- [What the task requires]: Type out the data exactly as given. Skip any image.

- [Given information]:
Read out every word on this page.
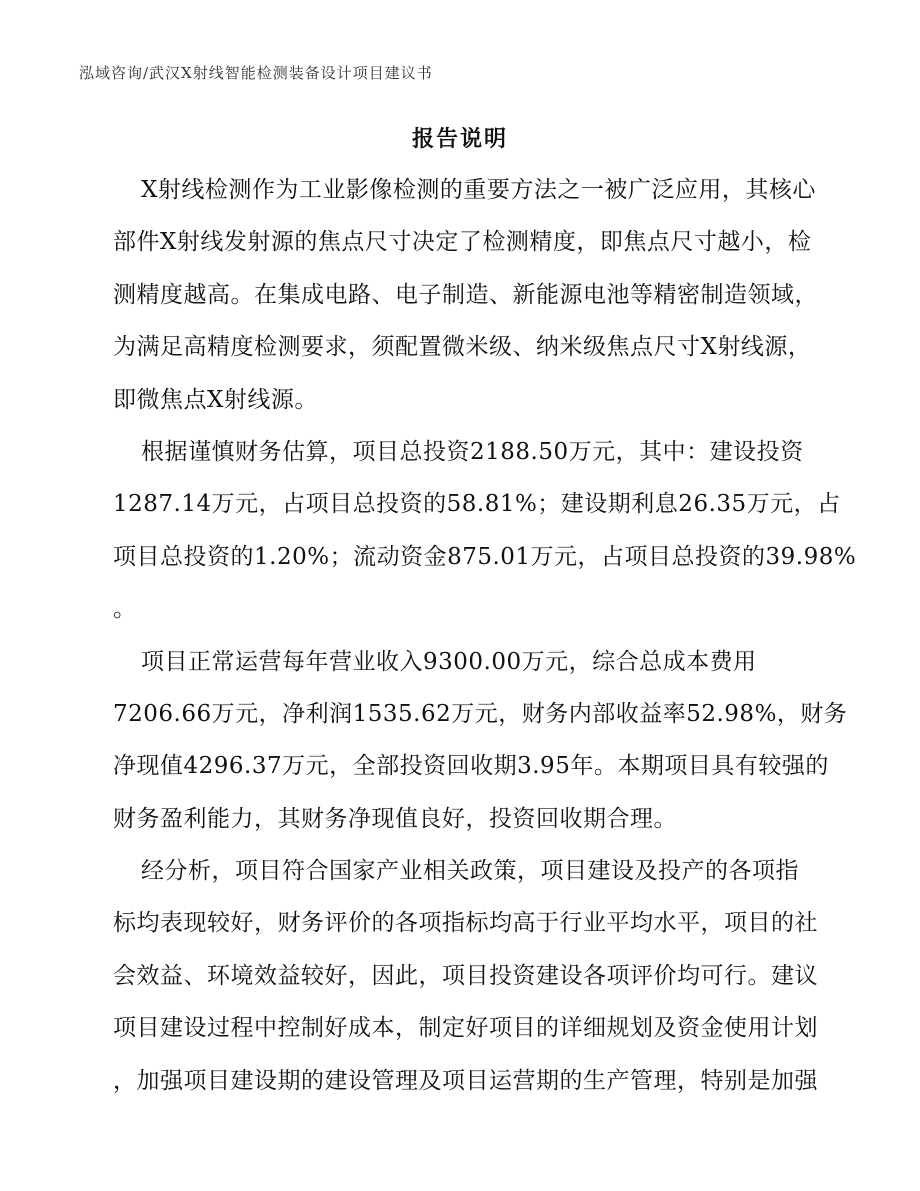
泓域咨询/武汉X射线智能检测装备设计项目建议书
报告说明
X射线检测作为工业影像检测的重要方法之一被广泛应用，其核心
部件X射线发射源的焦点尺寸决定了检测精度，即焦点尺寸越小，检
测精度越高。在集成电路、电子制造、新能源电池等精密制造领域，
为满足高精度检测要求，须配置微米级、纳米级焦点尺寸X射线源，
即微焦点X射线源。
根据谨慎财务估算，项目总投资2188.50万元，其中：建设投资
1287.14万元，占项目总投资的58.81%；建设期利息26.35万元，占
项目总投资的1.20%；流动资金875.01万元，占项目总投资的39.98%
。
项目正常运营每年营业收入9300.00万元，综合总成本费用
7206.66万元，净利润1535.62万元，财务内部收益率52.98%，财务
净现值4296.37万元，全部投资回收期3.95年。本期项目具有较强的
财务盈利能力，其财务净现值良好，投资回收期合理。
经分析，项目符合国家产业相关政策，项目建设及投产的各项指
标均表现较好，财务评价的各项指标均高于行业平均水平，项目的社
会效益、环境效益较好，因此，项目投资建设各项评价均可行。建议
项目建设过程中控制好成本，制定好项目的详细规划及资金使用计划
，加强项目建设期的建设管理及项目运营期的生产管理，特别是加强
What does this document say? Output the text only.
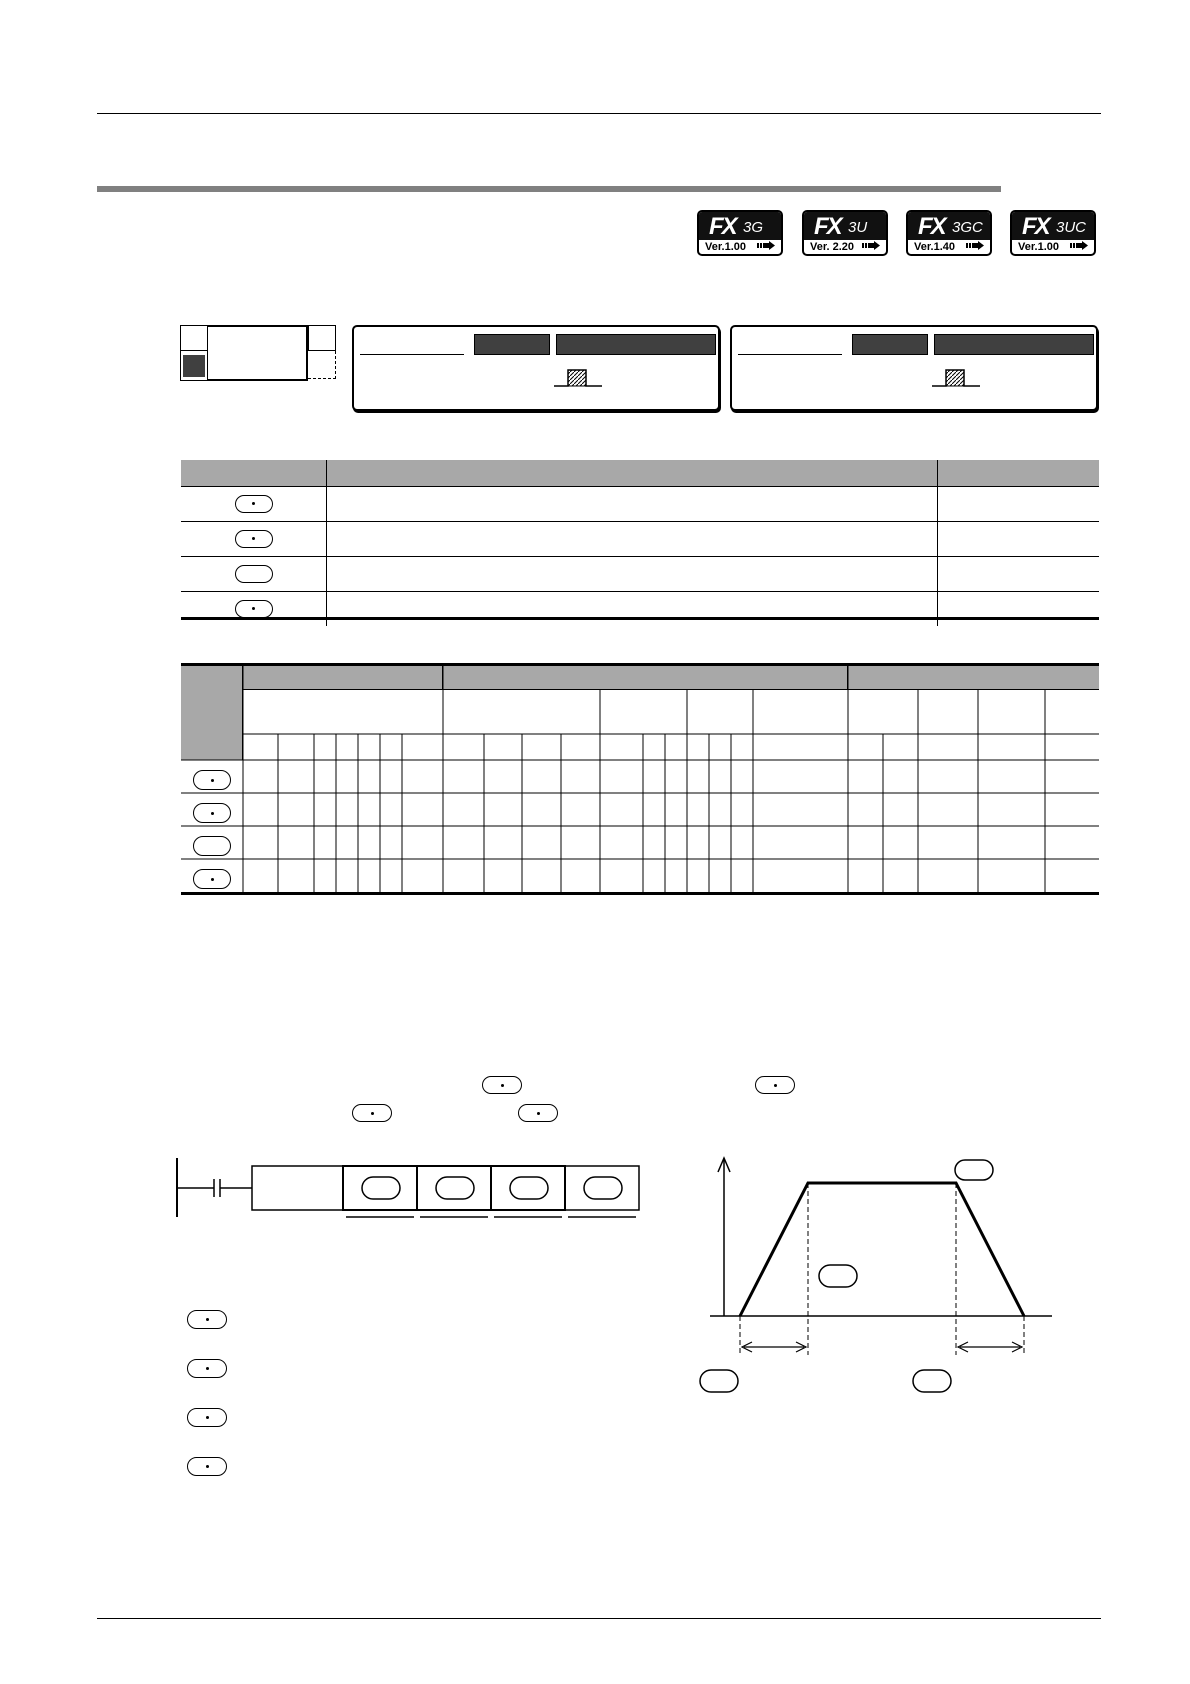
FX 3G
Ver.1.00
FX 3U
Ver. 2.20
FX 3GC
Ver.1.40
FX 3UC
Ver.1.00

- [Full output]:
Read out every word on this page.
泓域咨询/武汉X射线智能检测装备设计项目建议书
报告说明
X射线检测作为工业影像检测的重要方法之一被广泛应用，其核心
部件X射线发射源的焦点尺寸决定了检测精度，即焦点尺寸越小，检
测精度越高。在集成电路、电子制造、新能源电池等精密制造领域，
为满足高精度检测要求，须配置微米级、纳米级焦点尺寸X射线源，
即微焦点X射线源。
根据谨慎财务估算，项目总投资2188.50万元，其中：建设投资
1287.14万元，占项目总投资的58.81%；建设期利息26.35万元，占
项目总投资的1.20%；流动资金875.01万元，占项目总投资的39.98%
。
项目正常运营每年营业收入9300.00万元，综合总成本费用
7206.66万元，净利润1535.62万元，财务内部收益率52.98%，财务
净现值4296.37万元，全部投资回收期3.95年。本期项目具有较强的
财务盈利能力，其财务净现值良好，投资回收期合理。
经分析，项目符合国家产业相关政策，项目建设及投产的各项指
标均表现较好，财务评价的各项指标均高于行业平均水平，项目的社
会效益、环境效益较好，因此，项目投资建设各项评价均可行。建议
项目建设过程中控制好成本，制定好项目的详细规划及资金使用计划
，加强项目建设期的建设管理及项目运营期的生产管理，特别是加强
What does this document say? Output the text only.
FX 3G
Ver.1.00
FX 3U
Ver. 2.20
FX 3GC
Ver.1.40
FX 3UC
Ver.1.00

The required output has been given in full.